++++ Exercise materials
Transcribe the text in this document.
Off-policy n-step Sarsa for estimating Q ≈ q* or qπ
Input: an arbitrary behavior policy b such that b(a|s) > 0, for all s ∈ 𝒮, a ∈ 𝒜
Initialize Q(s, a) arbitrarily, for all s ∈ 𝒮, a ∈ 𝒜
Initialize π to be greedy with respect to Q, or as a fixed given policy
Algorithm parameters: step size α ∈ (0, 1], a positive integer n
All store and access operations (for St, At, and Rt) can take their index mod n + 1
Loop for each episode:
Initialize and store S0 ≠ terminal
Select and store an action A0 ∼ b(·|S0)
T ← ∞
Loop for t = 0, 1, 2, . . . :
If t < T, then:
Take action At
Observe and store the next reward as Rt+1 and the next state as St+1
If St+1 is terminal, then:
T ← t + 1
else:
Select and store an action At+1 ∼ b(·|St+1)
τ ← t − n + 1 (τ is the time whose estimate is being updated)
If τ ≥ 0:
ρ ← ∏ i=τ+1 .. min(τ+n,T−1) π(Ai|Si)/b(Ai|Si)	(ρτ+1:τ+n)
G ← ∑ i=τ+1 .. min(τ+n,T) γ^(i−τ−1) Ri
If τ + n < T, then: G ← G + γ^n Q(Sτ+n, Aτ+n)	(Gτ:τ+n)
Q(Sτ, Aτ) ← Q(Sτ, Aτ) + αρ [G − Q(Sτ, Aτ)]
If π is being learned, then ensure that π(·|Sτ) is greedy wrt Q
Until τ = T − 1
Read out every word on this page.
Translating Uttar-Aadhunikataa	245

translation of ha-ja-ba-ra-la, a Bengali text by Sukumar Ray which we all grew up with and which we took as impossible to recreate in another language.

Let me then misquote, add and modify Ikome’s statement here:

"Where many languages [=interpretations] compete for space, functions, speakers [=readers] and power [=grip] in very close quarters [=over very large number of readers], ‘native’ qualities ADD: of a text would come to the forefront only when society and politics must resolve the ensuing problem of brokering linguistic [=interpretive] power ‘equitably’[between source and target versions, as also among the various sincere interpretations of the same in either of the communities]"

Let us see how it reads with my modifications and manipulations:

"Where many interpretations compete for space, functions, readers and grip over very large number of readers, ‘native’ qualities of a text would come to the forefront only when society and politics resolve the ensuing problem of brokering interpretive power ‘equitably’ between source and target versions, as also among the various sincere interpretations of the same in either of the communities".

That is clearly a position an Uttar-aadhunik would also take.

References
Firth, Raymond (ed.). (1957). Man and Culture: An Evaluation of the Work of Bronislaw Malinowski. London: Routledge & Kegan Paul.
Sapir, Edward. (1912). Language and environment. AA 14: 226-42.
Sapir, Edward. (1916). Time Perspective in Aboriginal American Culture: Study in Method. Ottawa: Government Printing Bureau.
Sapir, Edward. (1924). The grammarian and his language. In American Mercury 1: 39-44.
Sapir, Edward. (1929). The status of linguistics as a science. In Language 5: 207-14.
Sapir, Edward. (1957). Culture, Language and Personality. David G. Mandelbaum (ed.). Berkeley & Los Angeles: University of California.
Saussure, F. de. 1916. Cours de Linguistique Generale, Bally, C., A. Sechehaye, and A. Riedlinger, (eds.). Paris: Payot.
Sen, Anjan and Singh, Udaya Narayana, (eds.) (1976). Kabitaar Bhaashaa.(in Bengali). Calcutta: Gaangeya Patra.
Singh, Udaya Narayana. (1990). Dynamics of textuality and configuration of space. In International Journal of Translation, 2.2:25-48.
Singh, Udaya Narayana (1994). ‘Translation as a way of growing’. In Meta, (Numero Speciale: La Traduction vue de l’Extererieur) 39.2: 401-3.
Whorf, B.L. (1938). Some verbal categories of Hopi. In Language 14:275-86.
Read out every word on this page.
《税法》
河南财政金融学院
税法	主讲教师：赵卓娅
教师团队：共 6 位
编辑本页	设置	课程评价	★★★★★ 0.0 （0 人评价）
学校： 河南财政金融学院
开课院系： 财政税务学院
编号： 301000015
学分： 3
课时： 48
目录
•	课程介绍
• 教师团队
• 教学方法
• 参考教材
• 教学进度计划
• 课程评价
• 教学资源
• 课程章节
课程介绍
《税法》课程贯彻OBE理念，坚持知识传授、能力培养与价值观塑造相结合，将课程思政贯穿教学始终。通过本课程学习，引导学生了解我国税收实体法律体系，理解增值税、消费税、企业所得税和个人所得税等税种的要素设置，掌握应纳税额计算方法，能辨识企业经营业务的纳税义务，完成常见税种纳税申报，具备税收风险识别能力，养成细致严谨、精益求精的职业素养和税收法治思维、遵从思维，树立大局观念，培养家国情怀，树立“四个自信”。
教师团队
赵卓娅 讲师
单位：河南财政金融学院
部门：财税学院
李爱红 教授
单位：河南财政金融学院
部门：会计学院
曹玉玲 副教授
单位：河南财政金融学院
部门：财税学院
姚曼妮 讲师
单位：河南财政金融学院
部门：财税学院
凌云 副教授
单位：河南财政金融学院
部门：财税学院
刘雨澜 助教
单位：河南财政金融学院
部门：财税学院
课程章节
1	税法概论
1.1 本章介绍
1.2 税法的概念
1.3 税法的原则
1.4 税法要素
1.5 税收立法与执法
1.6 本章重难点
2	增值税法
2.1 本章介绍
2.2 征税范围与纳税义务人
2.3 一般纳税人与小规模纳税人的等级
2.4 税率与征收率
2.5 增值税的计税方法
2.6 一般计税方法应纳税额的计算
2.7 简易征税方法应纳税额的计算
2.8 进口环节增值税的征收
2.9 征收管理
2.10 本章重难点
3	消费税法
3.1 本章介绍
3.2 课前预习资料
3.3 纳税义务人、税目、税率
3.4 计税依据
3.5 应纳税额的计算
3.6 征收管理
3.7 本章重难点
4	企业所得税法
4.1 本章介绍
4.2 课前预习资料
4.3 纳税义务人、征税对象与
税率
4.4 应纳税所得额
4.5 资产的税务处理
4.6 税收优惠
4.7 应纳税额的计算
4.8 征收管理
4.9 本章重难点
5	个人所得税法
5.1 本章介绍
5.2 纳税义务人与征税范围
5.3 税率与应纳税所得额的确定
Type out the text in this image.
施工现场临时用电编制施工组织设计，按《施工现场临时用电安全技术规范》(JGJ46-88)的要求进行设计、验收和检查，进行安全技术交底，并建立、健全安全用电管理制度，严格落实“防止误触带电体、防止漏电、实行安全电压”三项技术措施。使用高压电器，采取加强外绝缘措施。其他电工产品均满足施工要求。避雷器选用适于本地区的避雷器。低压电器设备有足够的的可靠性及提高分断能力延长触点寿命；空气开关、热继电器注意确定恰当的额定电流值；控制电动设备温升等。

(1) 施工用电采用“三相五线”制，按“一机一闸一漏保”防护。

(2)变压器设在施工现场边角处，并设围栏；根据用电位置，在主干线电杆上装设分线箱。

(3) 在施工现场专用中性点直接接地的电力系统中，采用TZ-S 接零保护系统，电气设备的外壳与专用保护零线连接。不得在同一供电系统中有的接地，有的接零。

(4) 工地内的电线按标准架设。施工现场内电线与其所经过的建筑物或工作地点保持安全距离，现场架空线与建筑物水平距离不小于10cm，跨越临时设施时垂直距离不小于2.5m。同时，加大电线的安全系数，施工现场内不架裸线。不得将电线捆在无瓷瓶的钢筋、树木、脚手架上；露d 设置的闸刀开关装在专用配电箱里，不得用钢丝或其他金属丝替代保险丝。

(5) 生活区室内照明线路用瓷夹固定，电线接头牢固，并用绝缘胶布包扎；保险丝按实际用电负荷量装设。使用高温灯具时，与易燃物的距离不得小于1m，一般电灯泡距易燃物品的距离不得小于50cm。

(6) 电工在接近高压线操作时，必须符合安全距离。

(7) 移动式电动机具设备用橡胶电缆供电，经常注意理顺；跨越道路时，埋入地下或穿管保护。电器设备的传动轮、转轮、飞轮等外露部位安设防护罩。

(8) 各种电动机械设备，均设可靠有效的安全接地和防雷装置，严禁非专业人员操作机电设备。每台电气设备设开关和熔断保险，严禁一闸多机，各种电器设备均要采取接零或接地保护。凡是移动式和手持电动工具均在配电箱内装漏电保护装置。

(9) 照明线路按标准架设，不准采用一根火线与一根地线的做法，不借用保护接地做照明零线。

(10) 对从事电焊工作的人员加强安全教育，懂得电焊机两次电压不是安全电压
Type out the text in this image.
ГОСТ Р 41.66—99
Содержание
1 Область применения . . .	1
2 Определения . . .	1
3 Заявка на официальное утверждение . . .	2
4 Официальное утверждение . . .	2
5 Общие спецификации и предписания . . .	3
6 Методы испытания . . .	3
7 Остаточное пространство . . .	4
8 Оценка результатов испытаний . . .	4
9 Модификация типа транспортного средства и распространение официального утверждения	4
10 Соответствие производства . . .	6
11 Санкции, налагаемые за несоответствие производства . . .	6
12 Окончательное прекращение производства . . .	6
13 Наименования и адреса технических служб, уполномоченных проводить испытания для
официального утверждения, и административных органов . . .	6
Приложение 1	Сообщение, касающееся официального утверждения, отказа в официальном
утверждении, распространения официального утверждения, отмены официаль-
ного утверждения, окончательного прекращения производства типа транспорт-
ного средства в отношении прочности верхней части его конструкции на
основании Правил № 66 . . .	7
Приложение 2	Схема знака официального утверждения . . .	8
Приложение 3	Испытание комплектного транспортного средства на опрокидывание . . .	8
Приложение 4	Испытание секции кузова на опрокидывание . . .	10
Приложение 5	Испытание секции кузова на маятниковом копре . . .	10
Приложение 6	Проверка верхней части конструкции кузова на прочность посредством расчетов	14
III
++++++++
The problem:
Identify the lines that contain the string "Narayana", and copy every one of them.

Written solution:
Sen, Anjan and Singh, Udaya Narayana, (eds.) (1976). Kabitaar Bhaashaa.(in Bengali). Calcutta: Gaangeya Patra.
Singh, Udaya Narayana. (1990). Dynamics of textuality and configuration of space. In International Journal of Translation, 2.2:25-48.
Singh, Udaya Narayana (1994). ‘Translation as a way of growing’. In Meta, (Numero Speciale: La Traduction vue de l’Extererieur) 39.2: 401-3.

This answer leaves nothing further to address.